== Challenge ==
Write the listing out again, all of it, word for word.

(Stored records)

══════════════════════════════

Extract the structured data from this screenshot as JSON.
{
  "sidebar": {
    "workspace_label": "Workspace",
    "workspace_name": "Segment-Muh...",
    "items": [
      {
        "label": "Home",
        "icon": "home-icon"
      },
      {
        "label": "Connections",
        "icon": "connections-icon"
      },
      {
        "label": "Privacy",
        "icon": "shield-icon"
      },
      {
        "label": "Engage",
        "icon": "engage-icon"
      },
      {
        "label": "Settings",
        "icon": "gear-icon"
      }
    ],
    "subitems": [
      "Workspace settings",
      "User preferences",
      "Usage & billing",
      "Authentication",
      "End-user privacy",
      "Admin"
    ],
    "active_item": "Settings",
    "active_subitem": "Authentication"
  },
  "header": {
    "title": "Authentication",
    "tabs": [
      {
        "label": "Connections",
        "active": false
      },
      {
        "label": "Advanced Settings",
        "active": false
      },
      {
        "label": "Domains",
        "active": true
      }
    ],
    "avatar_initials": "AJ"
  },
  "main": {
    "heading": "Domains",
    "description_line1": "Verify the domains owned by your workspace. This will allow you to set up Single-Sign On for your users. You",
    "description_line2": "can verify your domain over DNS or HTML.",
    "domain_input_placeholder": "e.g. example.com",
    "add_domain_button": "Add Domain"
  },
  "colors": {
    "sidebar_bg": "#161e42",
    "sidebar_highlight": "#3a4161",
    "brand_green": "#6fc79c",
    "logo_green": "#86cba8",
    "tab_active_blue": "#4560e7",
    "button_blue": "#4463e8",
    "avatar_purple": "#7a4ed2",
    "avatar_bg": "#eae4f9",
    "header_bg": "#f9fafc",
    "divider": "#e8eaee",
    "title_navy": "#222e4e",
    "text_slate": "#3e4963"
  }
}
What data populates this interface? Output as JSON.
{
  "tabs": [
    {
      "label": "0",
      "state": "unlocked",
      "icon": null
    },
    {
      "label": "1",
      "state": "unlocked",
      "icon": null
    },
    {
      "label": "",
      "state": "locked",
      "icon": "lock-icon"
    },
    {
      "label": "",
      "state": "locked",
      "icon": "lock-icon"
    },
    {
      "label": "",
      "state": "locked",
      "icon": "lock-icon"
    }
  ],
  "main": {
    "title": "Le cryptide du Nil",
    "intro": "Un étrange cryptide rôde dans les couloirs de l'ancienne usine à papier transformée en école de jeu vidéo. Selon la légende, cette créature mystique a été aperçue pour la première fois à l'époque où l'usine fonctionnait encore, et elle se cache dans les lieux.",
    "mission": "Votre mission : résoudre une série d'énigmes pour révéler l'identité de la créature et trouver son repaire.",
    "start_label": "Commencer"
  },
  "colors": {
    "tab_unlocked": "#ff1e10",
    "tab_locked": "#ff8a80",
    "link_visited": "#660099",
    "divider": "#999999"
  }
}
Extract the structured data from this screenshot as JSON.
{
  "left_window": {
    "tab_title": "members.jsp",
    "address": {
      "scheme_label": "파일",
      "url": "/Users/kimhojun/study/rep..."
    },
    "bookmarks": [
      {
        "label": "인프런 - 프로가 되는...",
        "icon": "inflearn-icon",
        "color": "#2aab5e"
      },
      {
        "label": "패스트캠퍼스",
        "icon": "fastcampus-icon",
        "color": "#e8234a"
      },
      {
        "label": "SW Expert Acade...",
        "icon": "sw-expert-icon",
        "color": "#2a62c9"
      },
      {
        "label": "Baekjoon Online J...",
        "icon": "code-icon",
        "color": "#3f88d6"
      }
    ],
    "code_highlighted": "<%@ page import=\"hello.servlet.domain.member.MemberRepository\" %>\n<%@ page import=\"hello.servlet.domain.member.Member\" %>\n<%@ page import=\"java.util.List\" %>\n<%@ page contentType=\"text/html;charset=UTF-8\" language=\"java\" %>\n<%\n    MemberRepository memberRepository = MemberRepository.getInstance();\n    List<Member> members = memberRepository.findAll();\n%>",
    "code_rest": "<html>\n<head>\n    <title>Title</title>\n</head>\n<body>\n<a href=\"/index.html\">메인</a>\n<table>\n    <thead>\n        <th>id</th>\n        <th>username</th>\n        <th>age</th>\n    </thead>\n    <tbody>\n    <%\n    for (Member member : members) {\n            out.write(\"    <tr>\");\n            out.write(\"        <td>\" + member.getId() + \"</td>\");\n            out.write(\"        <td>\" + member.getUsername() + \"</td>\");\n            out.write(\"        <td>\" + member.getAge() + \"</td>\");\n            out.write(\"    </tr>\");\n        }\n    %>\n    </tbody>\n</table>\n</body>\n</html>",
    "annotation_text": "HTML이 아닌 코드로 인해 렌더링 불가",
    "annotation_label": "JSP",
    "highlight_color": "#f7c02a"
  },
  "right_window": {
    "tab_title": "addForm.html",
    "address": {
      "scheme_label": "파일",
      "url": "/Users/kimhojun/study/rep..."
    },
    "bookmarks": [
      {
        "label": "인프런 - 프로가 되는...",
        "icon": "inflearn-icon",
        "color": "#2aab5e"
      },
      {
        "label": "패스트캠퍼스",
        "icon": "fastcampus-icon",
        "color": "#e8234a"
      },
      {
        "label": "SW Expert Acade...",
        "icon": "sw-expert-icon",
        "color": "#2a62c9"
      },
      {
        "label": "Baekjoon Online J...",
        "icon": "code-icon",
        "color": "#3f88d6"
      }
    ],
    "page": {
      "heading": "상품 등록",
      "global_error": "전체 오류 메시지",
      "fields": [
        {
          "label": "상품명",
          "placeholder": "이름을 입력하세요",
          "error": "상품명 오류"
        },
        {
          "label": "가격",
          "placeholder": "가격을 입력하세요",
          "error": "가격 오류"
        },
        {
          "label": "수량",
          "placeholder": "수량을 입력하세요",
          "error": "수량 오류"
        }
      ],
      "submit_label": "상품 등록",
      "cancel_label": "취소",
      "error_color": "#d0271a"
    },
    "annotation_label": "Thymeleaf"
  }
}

══════════════════════════════

== Full output ==
Extract the structured data from this screenshot as JSON.
{
  "sidebar": {
    "workspace_label": "Workspace",
    "workspace_name": "Segment-Muh...",
    "items": [
      {
        "label": "Home",
        "icon": "home-icon"
      },
      {
        "label": "Connections",
        "icon": "connections-icon"
      },
      {
        "label": "Privacy",
        "icon": "shield-icon"
      },
      {
        "label": "Engage",
        "icon": "engage-icon"
      },
      {
        "label": "Settings",
        "icon": "gear-icon"
      }
    ],
    "subitems": [
      "Workspace settings",
      "User preferences",
      "Usage & billing",
      "Authentication",
      "End-user privacy",
      "Admin"
    ],
    "active_item": "Settings",
    "active_subitem": "Authentication"
  },
  "header": {
    "title": "Authentication",
    "tabs": [
      {
        "label": "Connections",
        "active": false
      },
      {
        "label": "Advanced Settings",
        "active": false
      },
      {
        "label": "Domains",
        "active": true
      }
    ],
    "avatar_initials": "AJ"
  },
  "main": {
    "heading": "Domains",
    "description_line1": "Verify the domains owned by your workspace. This will allow you to set up Single-Sign On for your users. You",
    "description_line2": "can verify your domain over DNS or HTML.",
    "domain_input_placeholder": "e.g. example.com",
    "add_domain_button": "Add Domain"
  },
  "colors": {
    "sidebar_bg": "#161e42",
    "sidebar_highlight": "#3a4161",
    "brand_green": "#6fc79c",
    "logo_green": "#86cba8",
    "tab_active_blue": "#4560e7",
    "button_blue": "#4463e8",
    "avatar_purple": "#7a4ed2",
    "avatar_bg": "#eae4f9",
    "header_bg": "#f9fafc",
    "divider": "#e8eaee",
    "title_navy": "#222e4e",
    "text_slate": "#3e4963"
  }
}
What data populates this interface? Output as JSON.
{
  "tabs": [
    {
      "label": "0",
      "state": "unlocked",
      "icon": null
    },
    {
      "label": "1",
      "state": "unlocked",
      "icon": null
    },
    {
      "label": "",
      "state": "locked",
      "icon": "lock-icon"
    },
    {
      "label": "",
      "state": "locked",
      "icon": "lock-icon"
    },
    {
      "label": "",
      "state": "locked",
      "icon": "lock-icon"
    }
  ],
  "main": {
    "title": "Le cryptide du Nil",
    "intro": "Un étrange cryptide rôde dans les couloirs de l'ancienne usine à papier transformée en école de jeu vidéo. Selon la légende, cette créature mystique a été aperçue pour la première fois à l'époque où l'usine fonctionnait encore, et elle se cache dans les lieux.",
    "mission": "Votre mission : résoudre une série d'énigmes pour révéler l'identité de la créature et trouver son repaire.",
    "start_label": "Commencer"
  },
  "colors": {
    "tab_unlocked": "#ff1e10",
    "tab_locked": "#ff8a80",
    "link_visited": "#660099",
    "divider": "#999999"
  }
}
Extract the structured data from this screenshot as JSON.
{
  "left_window": {
    "tab_title": "members.jsp",
    "address": {
      "scheme_label": "파일",
      "url": "/Users/kimhojun/study/rep..."
    },
    "bookmarks": [
      {
        "label": "인프런 - 프로가 되는...",
        "icon": "inflearn-icon",
        "color": "#2aab5e"
      },
      {
        "label": "패스트캠퍼스",
        "icon": "fastcampus-icon",
        "color": "#e8234a"
      },
      {
        "label": "SW Expert Acade...",
        "icon": "sw-expert-icon",
        "color": "#2a62c9"
      },
      {
        "label": "Baekjoon Online J...",
        "icon": "code-icon",
        "color": "#3f88d6"
      }
    ],
    "code_highlighted": "<%@ page import=\"hello.servlet.domain.member.MemberRepository\" %>\n<%@ page import=\"hello.servlet.domain.member.Member\" %>\n<%@ page import=\"java.util.List\" %>\n<%@ page contentType=\"text/html;charset=UTF-8\" language=\"java\" %>\n<%\n    MemberRepository memberRepository = MemberRepository.getInstance();\n    List<Member> members = memberRepository.findAll();\n%>",
    "code_rest": "<html>\n<head>\n    <title>Title</title>\n</head>\n<body>\n<a href=\"/index.html\">메인</a>\n<table>\n    <thead>\n        <th>id</th>\n        <th>username</th>\n        <th>age</th>\n    </thead>\n    <tbody>\n    <%\n    for (Member member : members) {\n            out.write(\"    <tr>\");\n            out.write(\"        <td>\" + member.getId() + \"</td>\");\n            out.write(\"        <td>\" + member.getUsername() + \"</td>\");\n            out.write(\"        <td>\" + member.getAge() + \"</td>\");\n            out.write(\"    </tr>\");\n        }\n    %>\n    </tbody>\n</table>\n</body>\n</html>",
    "annotation_text": "HTML이 아닌 코드로 인해 렌더링 불가",
    "annotation_label": "JSP",
    "highlight_color": "#f7c02a"
  },
  "right_window": {
    "tab_title": "addForm.html",
    "address": {
      "scheme_label": "파일",
      "url": "/Users/kimhojun/study/rep..."
    },
    "bookmarks": [
      {
        "label": "인프런 - 프로가 되는...",
        "icon": "inflearn-icon",
        "color": "#2aab5e"
      },
      {
        "label": "패스트캠퍼스",
        "icon": "fastcampus-icon",
        "color": "#e8234a"
      },
      {
        "label": "SW Expert Acade...",
        "icon": "sw-expert-icon",
        "color": "#2a62c9"
      },
      {
        "label": "Baekjoon Online J...",
        "icon": "code-icon",
        "color": "#3f88d6"
      }
    ],
    "page": {
      "heading": "상품 등록",
      "global_error": "전체 오류 메시지",
      "fields": [
        {
          "label": "상품명",
          "placeholder": "이름을 입력하세요",
          "error": "상품명 오류"
        },
        {
          "label": "가격",
          "placeholder": "가격을 입력하세요",
          "error": "가격 오류"
        },
        {
          "label": "수량",
          "placeholder": "수량을 입력하세요",
          "error": "수량 오류"
        }
      ],
      "submit_label": "상품 등록",
      "cancel_label": "취소",
      "error_color": "#d0271a"
    },
    "annotation_label": "Thymeleaf"
  }
}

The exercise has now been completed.